• WRITTEN INSTRUCTION: Write the records below out in full, character for character, with no pictures.

#### RECORD EXTRACTS

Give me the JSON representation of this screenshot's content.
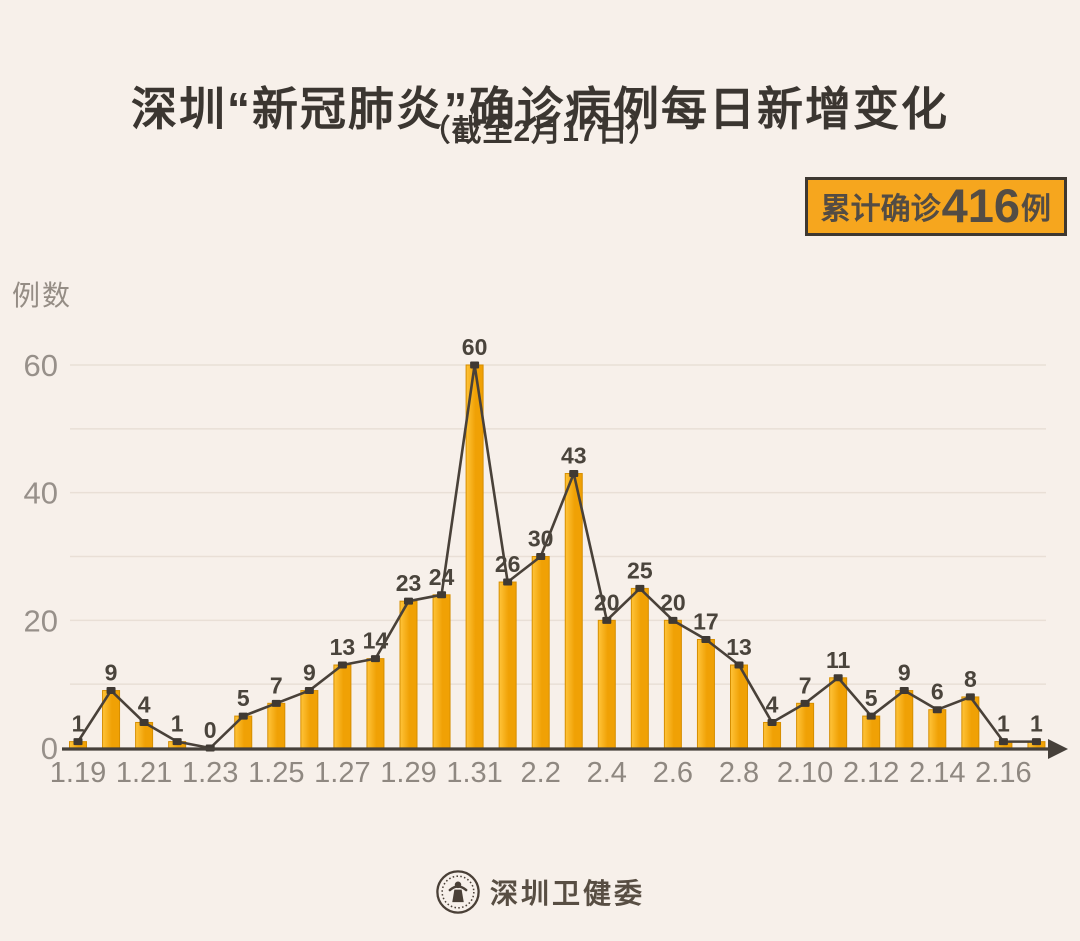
{
  "header": {
    "title": "深圳“新冠肺炎”确诊病例每日新增变化",
    "subtitle": "（截至2月17日）"
  },
  "badge": {
    "label": "累计确诊",
    "value": "416",
    "unit": "例"
  },
  "footer": {
    "source": "深圳卫健委"
  },
  "colors": {
    "background": "#F7F0EA",
    "bar_fill": "#F0A105",
    "bar_fill_light": "#FFC43A",
    "bar_stroke": "#D68E00",
    "line": "#494139",
    "marker": "#3F3933",
    "grid": "#E9DFD6",
    "axis": "#46403A",
    "value_label": "#4A443C",
    "x_tick_text": "#8F8881",
    "y_tick_text": "#97908A",
    "badge_bg": "#F6A61E",
    "badge_border": "#3E3831",
    "title_text": "#3B3631"
  },
  "chart_data": {
    "type": "bar",
    "line_overlay": true,
    "title": "深圳“新冠肺炎”确诊病例每日新增变化",
    "subtitle": "（截至2月17日）",
    "total_label": "累计确诊416例",
    "total": 416,
    "ylabel": "例数",
    "xlabel": "",
    "ylim": [
      0,
      63
    ],
    "yticks": [
      0,
      20,
      40,
      60
    ],
    "grid_step": 10,
    "grid": true,
    "legend": false,
    "categories": [
      "1.19",
      "1.20",
      "1.21",
      "1.22",
      "1.23",
      "1.24",
      "1.25",
      "1.26",
      "1.27",
      "1.28",
      "1.29",
      "1.30",
      "1.31",
      "2.1",
      "2.2",
      "2.3",
      "2.4",
      "2.5",
      "2.6",
      "2.7",
      "2.8",
      "2.9",
      "2.10",
      "2.11",
      "2.12",
      "2.13",
      "2.14",
      "2.15",
      "2.16",
      "2.17"
    ],
    "values": [
      1,
      9,
      4,
      1,
      0,
      5,
      7,
      9,
      13,
      14,
      23,
      24,
      60,
      26,
      30,
      43,
      20,
      25,
      20,
      17,
      13,
      4,
      7,
      11,
      5,
      9,
      6,
      8,
      1,
      1
    ],
    "x_ticks": [
      "1.19",
      "1.21",
      "1.23",
      "1.25",
      "1.27",
      "1.29",
      "1.31",
      "2.2",
      "2.4",
      "2.6",
      "2.8",
      "2.10",
      "2.12",
      "2.14",
      "2.16"
    ]
  }
}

########

• EXERCISE RESPONSE:
Give me the JSON representation of this screenshot's content.
{
  "header": {
    "title": "深圳“新冠肺炎”确诊病例每日新增变化",
    "subtitle": "（截至2月17日）"
  },
  "badge": {
    "label": "累计确诊",
    "value": "416",
    "unit": "例"
  },
  "footer": {
    "source": "深圳卫健委"
  },
  "colors": {
    "background": "#F7F0EA",
    "bar_fill": "#F0A105",
    "bar_fill_light": "#FFC43A",
    "bar_stroke": "#D68E00",
    "line": "#494139",
    "marker": "#3F3933",
    "grid": "#E9DFD6",
    "axis": "#46403A",
    "value_label": "#4A443C",
    "x_tick_text": "#8F8881",
    "y_tick_text": "#97908A",
    "badge_bg": "#F6A61E",
    "badge_border": "#3E3831",
    "title_text": "#3B3631"
  },
  "chart_data": {
    "type": "bar",
    "line_overlay": true,
    "title": "深圳“新冠肺炎”确诊病例每日新增变化",
    "subtitle": "（截至2月17日）",
    "total_label": "累计确诊416例",
    "total": 416,
    "ylabel": "例数",
    "xlabel": "",
    "ylim": [
      0,
      63
    ],
    "yticks": [
      0,
      20,
      40,
      60
    ],
    "grid_step": 10,
    "grid": true,
    "legend": false,
    "categories": [
      "1.19",
      "1.20",
      "1.21",
      "1.22",
      "1.23",
      "1.24",
      "1.25",
      "1.26",
      "1.27",
      "1.28",
      "1.29",
      "1.30",
      "1.31",
      "2.1",
      "2.2",
      "2.3",
      "2.4",
      "2.5",
      "2.6",
      "2.7",
      "2.8",
      "2.9",
      "2.10",
      "2.11",
      "2.12",
      "2.13",
      "2.14",
      "2.15",
      "2.16",
      "2.17"
    ],
    "values": [
      1,
      9,
      4,
      1,
      0,
      5,
      7,
      9,
      13,
      14,
      23,
      24,
      60,
      26,
      30,
      43,
      20,
      25,
      20,
      17,
      13,
      4,
      7,
      11,
      5,
      9,
      6,
      8,
      1,
      1
    ],
    "x_ticks": [
      "1.19",
      "1.21",
      "1.23",
      "1.25",
      "1.27",
      "1.29",
      "1.31",
      "2.2",
      "2.4",
      "2.6",
      "2.8",
      "2.10",
      "2.12",
      "2.14",
      "2.16"
    ]
  }
}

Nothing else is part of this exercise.